Write out the entries verbatim and leave the images out of the copy.
-- begin Task inputs --
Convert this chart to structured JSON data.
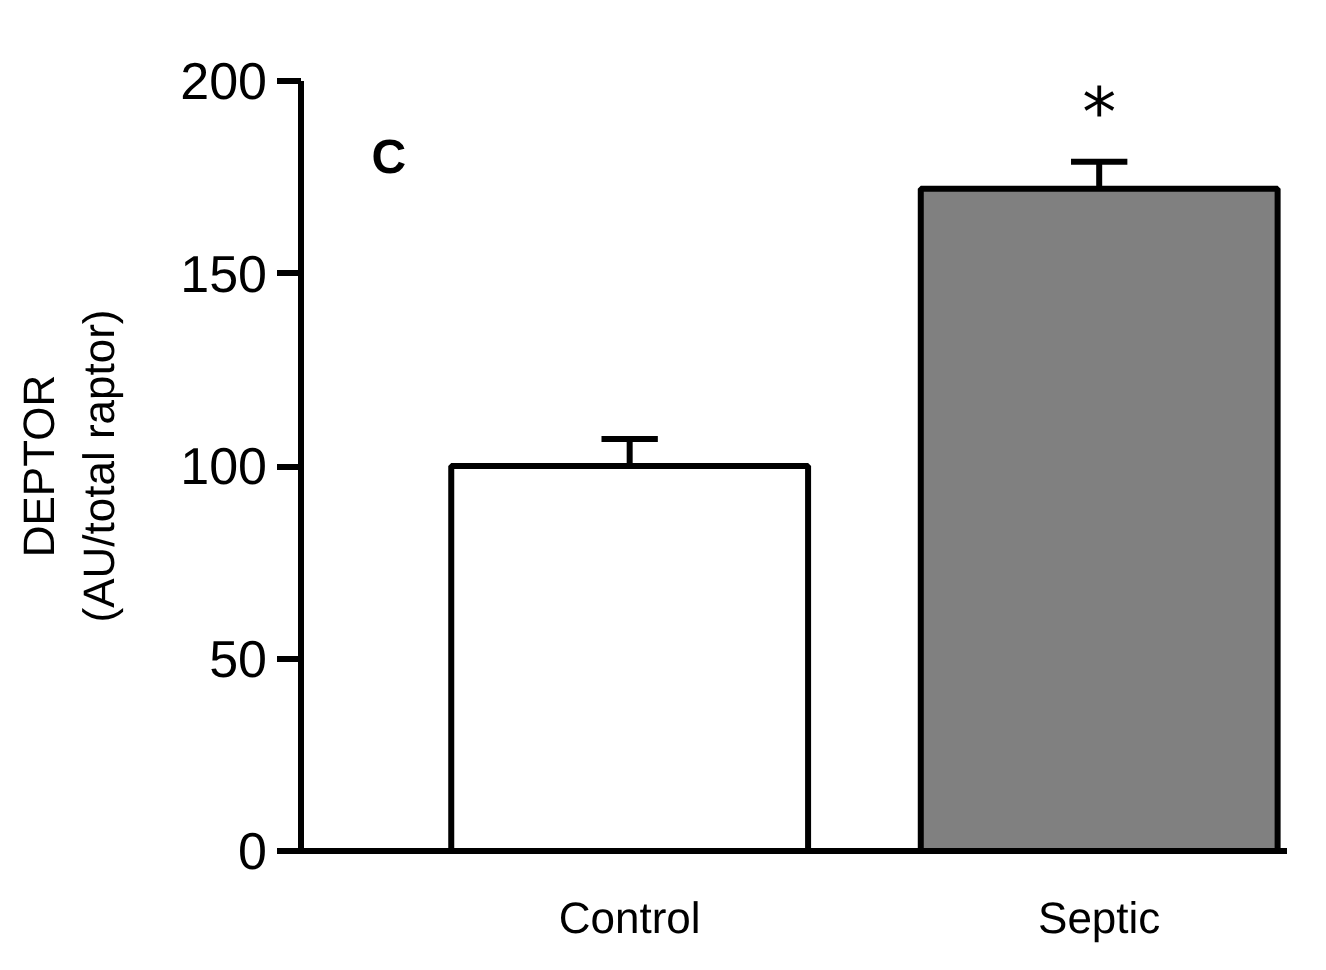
{
  "chart_data": {
    "type": "bar",
    "ylabel": "DEPTOR\n(AU/total raptor)",
    "categories": [
      "Control",
      "Septic"
    ],
    "values": [
      100,
      172
    ],
    "colors": [
      "#ffffff",
      "#808080"
    ],
    "errors": [
      7,
      7
    ],
    "ylim": [
      0,
      200
    ],
    "yticks": [
      0,
      50,
      100,
      150,
      200
    ],
    "grid": false,
    "annotations": [
      "C",
      "*"
    ]
  }
}
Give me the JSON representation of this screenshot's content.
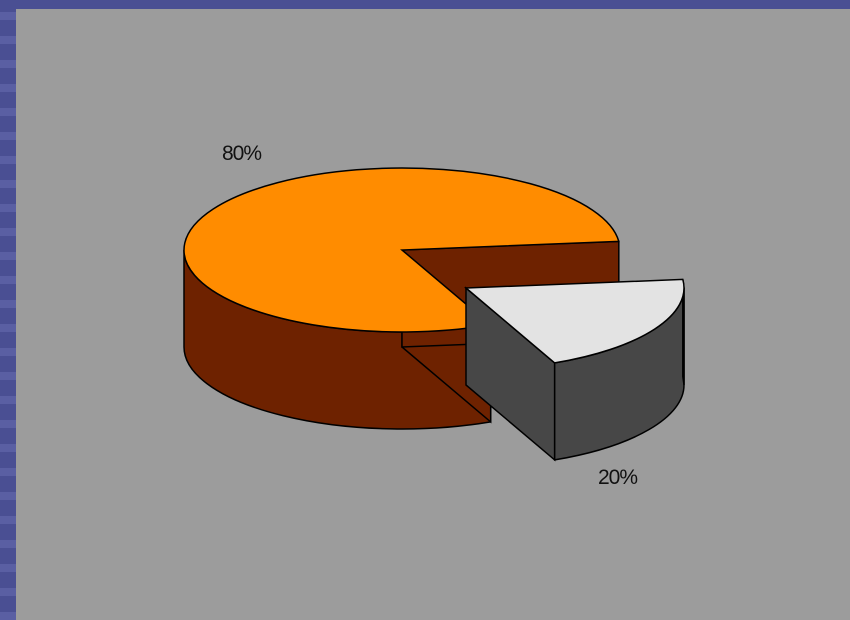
{
  "chart_data": {
    "type": "pie",
    "style": "3d-exploded",
    "title": "",
    "slices": [
      {
        "label": "80%",
        "value": 80,
        "color": "#ff8c00",
        "side_color": "#6e2200"
      },
      {
        "label": "20%",
        "value": 20,
        "color": "#e3e3e3",
        "side_color": "#474747",
        "exploded": true
      }
    ],
    "legend": "none",
    "background_color": "#9c9c9c",
    "frame_color": "#4a4f93"
  }
}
-- end Task inputs --
The response:
Convert this chart to structured JSON data.
{
  "chart_data": {
    "type": "bar",
    "ylabel": "DEPTOR\n(AU/total raptor)",
    "categories": [
      "Control",
      "Septic"
    ],
    "values": [
      100,
      172
    ],
    "colors": [
      "#ffffff",
      "#808080"
    ],
    "errors": [
      7,
      7
    ],
    "ylim": [
      0,
      200
    ],
    "yticks": [
      0,
      50,
      100,
      150,
      200
    ],
    "grid": false,
    "annotations": [
      "C",
      "*"
    ]
  }
}
Give me the JSON representation of this screenshot's content.
{
  "chart_data": {
    "type": "pie",
    "style": "3d-exploded",
    "title": "",
    "slices": [
      {
        "label": "80%",
        "value": 80,
        "color": "#ff8c00",
        "side_color": "#6e2200"
      },
      {
        "label": "20%",
        "value": 20,
        "color": "#e3e3e3",
        "side_color": "#474747",
        "exploded": true
      }
    ],
    "legend": "none",
    "background_color": "#9c9c9c",
    "frame_color": "#4a4f93"
  }
}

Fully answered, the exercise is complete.